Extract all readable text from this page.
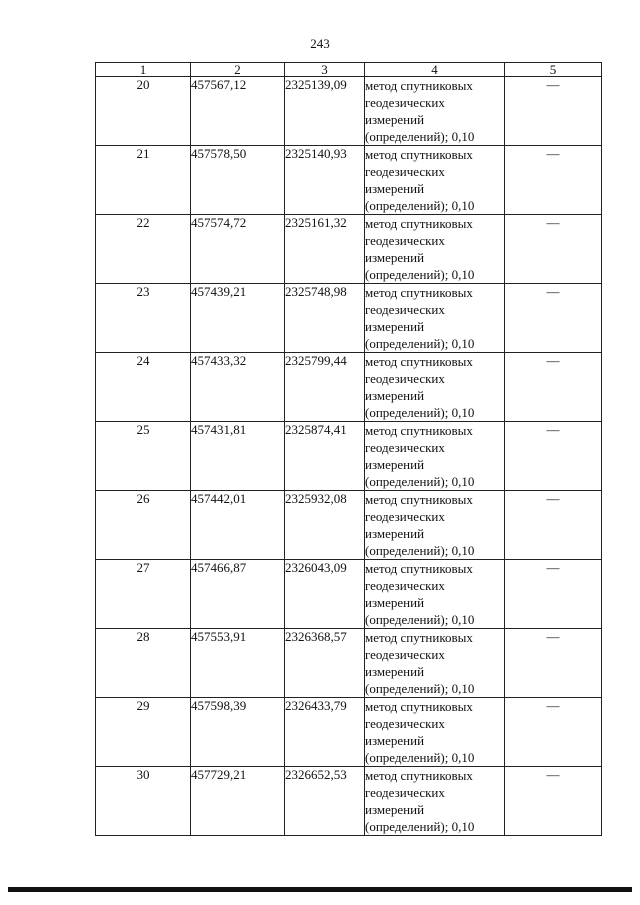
243
1	2	3	4	5
20	457567,12	2325139,09	метод спутниковых
геодезических
измерений
(определений); 0,10	—
21	457578,50	2325140,93	метод спутниковых
геодезических
измерений
(определений); 0,10	—
22	457574,72	2325161,32	метод спутниковых
геодезических
измерений
(определений); 0,10	—
23	457439,21	2325748,98	метод спутниковых
геодезических
измерений
(определений); 0,10	—
24	457433,32	2325799,44	метод спутниковых
геодезических
измерений
(определений); 0,10	—
25	457431,81	2325874,41	метод спутниковых
геодезических
измерений
(определений); 0,10	—
26	457442,01	2325932,08	метод спутниковых
геодезических
измерений
(определений); 0,10	—
27	457466,87	2326043,09	метод спутниковых
геодезических
измерений
(определений); 0,10	—
28	457553,91	2326368,57	метод спутниковых
геодезических
измерений
(определений); 0,10	—
29	457598,39	2326433,79	метод спутниковых
геодезических
измерений
(определений); 0,10	—
30	457729,21	2326652,53	метод спутниковых
геодезических
измерений
(определений); 0,10	—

★ ★ ★ ★

WORK INSTRUCTIONS:
Leave the images out, please, and restate each line word for word.

SOLUTION TO THIS TASK:
Extract all readable text from this page.
243
1	2	3	4	5
20	457567,12	2325139,09	метод спутниковых
геодезических
измерений
(определений); 0,10	—
21	457578,50	2325140,93	метод спутниковых
геодезических
измерений
(определений); 0,10	—
22	457574,72	2325161,32	метод спутниковых
геодезических
измерений
(определений); 0,10	—
23	457439,21	2325748,98	метод спутниковых
геодезических
измерений
(определений); 0,10	—
24	457433,32	2325799,44	метод спутниковых
геодезических
измерений
(определений); 0,10	—
25	457431,81	2325874,41	метод спутниковых
геодезических
измерений
(определений); 0,10	—
26	457442,01	2325932,08	метод спутниковых
геодезических
измерений
(определений); 0,10	—
27	457466,87	2326043,09	метод спутниковых
геодезических
измерений
(определений); 0,10	—
28	457553,91	2326368,57	метод спутниковых
геодезических
измерений
(определений); 0,10	—
29	457598,39	2326433,79	метод спутниковых
геодезических
измерений
(определений); 0,10	—
30	457729,21	2326652,53	метод спутниковых
геодезических
измерений
(определений); 0,10	—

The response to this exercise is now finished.